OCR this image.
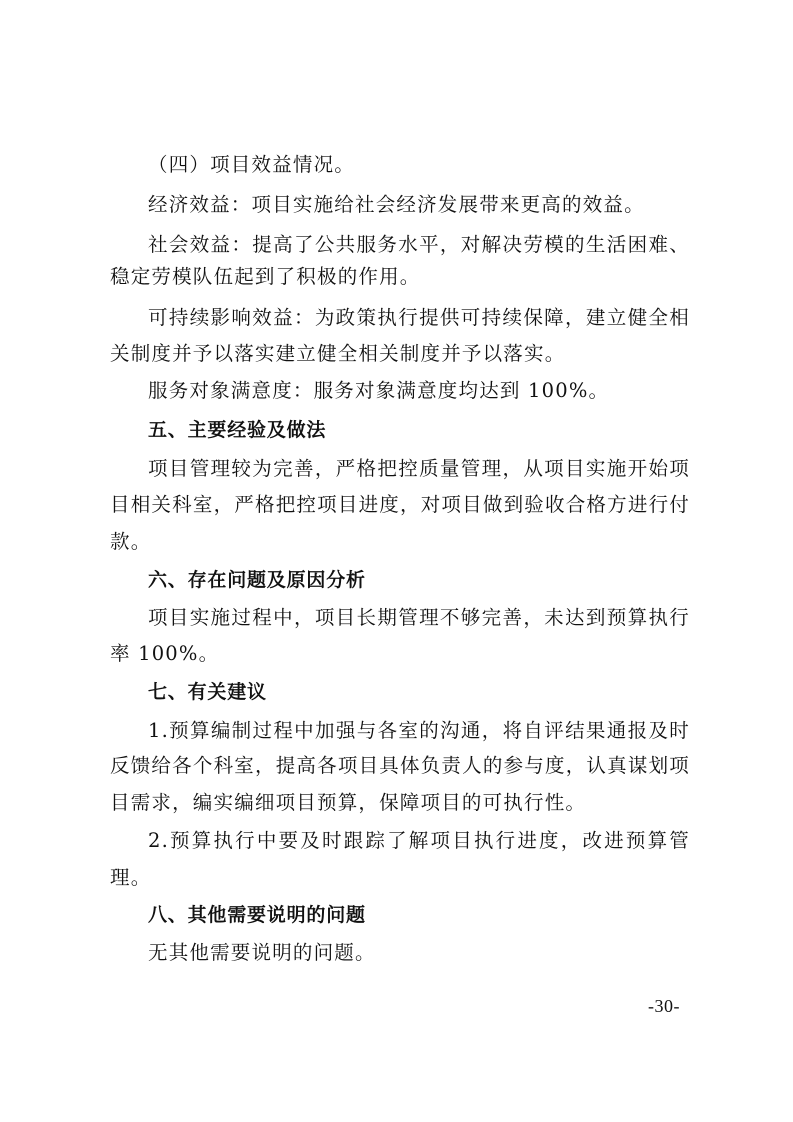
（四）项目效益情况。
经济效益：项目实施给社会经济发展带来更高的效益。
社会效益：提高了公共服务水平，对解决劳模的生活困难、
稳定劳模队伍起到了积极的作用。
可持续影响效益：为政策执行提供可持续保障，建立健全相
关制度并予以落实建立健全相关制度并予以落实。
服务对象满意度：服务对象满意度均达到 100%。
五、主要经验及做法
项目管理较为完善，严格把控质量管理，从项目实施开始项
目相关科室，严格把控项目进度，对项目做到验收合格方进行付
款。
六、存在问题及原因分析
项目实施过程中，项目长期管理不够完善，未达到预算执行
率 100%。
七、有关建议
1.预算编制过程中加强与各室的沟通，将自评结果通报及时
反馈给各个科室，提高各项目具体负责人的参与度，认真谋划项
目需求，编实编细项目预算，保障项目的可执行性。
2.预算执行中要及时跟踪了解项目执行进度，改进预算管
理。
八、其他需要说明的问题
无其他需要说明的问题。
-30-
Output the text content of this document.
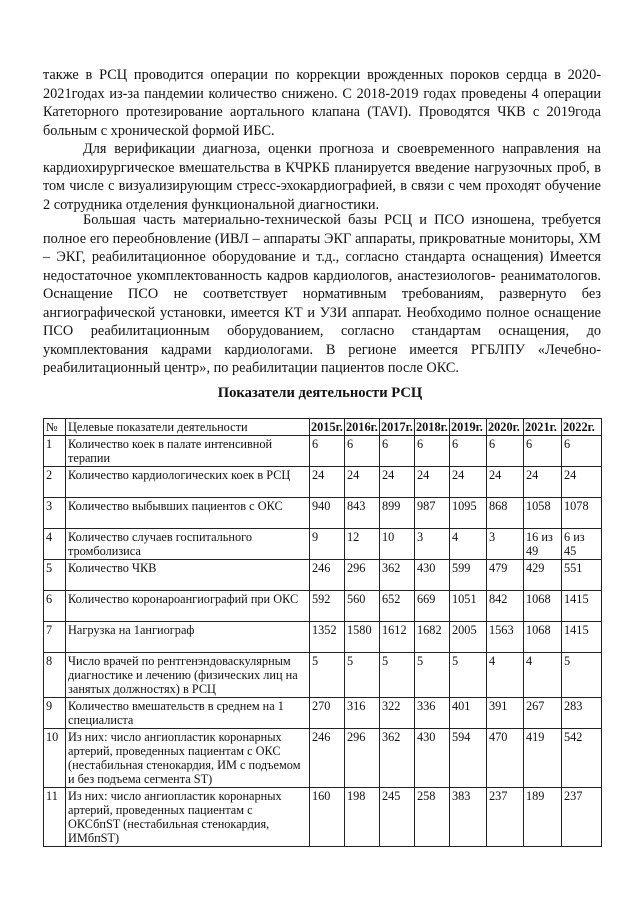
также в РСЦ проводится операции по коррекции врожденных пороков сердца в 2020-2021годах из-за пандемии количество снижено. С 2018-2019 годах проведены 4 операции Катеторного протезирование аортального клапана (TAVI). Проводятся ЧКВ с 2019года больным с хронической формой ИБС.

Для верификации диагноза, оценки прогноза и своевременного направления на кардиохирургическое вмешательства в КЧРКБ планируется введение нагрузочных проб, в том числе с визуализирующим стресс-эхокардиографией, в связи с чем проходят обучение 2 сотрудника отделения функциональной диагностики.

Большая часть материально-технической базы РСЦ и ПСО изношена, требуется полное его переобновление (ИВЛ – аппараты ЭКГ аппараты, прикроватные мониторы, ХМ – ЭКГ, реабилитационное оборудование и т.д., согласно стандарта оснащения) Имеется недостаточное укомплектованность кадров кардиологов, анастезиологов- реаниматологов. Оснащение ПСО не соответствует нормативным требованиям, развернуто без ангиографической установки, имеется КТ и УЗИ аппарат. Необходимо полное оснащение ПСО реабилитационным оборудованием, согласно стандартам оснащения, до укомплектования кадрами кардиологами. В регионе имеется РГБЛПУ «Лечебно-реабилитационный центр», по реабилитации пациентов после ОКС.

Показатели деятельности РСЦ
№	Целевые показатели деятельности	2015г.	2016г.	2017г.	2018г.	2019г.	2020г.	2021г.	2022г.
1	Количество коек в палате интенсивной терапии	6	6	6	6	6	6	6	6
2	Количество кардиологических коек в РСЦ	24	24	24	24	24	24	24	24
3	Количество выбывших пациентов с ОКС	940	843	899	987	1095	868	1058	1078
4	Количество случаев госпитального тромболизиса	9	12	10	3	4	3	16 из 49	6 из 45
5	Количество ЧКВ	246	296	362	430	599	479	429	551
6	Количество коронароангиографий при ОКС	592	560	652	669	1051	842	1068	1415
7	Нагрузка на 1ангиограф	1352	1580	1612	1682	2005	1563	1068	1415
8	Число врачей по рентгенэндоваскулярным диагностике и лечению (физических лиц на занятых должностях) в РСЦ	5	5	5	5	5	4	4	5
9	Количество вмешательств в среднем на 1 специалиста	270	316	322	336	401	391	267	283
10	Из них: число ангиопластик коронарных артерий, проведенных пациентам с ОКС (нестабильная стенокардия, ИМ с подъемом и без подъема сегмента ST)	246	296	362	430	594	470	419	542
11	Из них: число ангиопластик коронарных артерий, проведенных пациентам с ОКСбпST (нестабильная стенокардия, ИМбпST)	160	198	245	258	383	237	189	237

────────

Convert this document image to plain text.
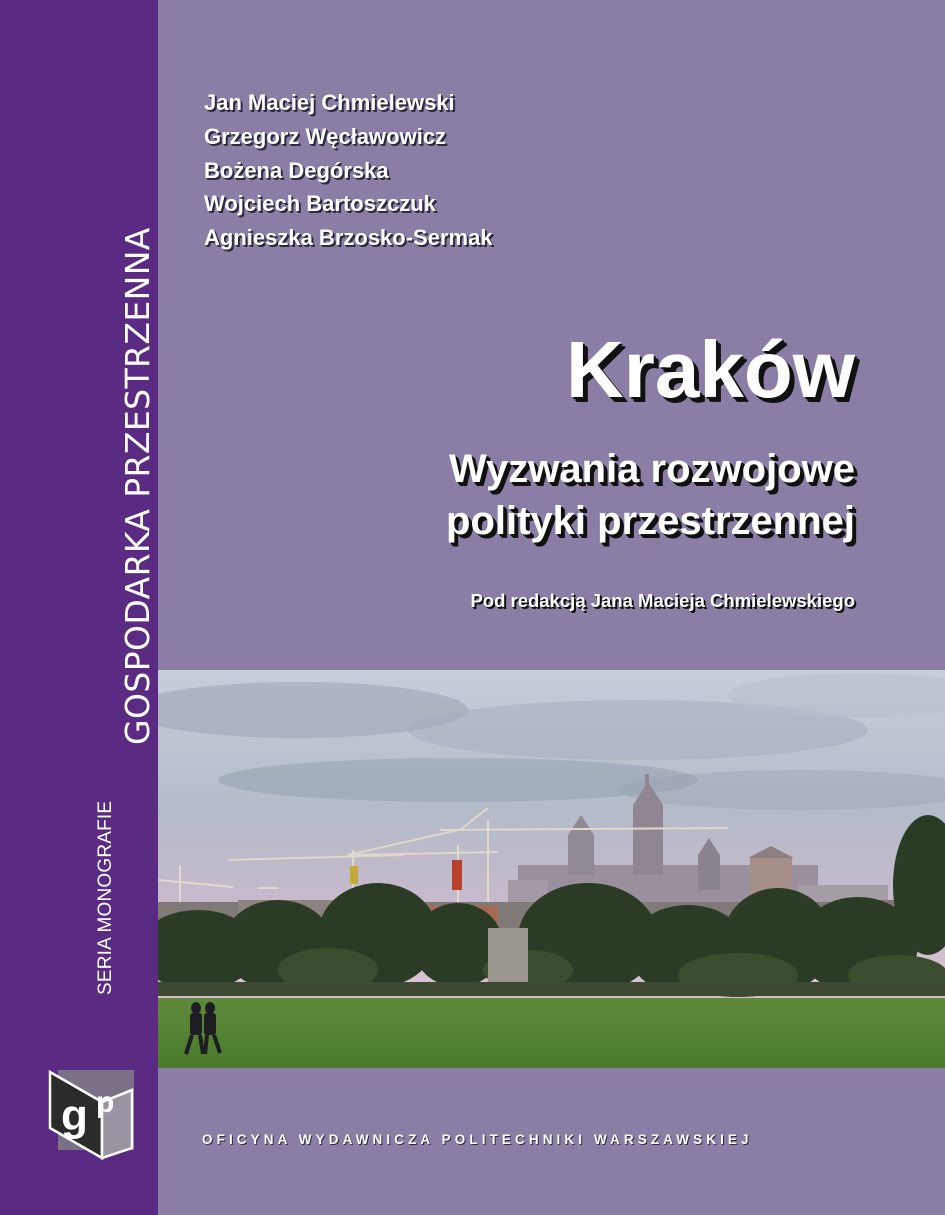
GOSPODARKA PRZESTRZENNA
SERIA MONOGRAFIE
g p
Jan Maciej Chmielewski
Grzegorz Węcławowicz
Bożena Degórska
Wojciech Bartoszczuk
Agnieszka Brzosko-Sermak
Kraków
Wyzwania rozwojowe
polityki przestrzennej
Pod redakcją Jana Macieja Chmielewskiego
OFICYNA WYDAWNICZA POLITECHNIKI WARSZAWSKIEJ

────────

Written request -
Tally up the lines with the word "стенокардия" in them, and answer with that number by itself.

Output of the exercise -
2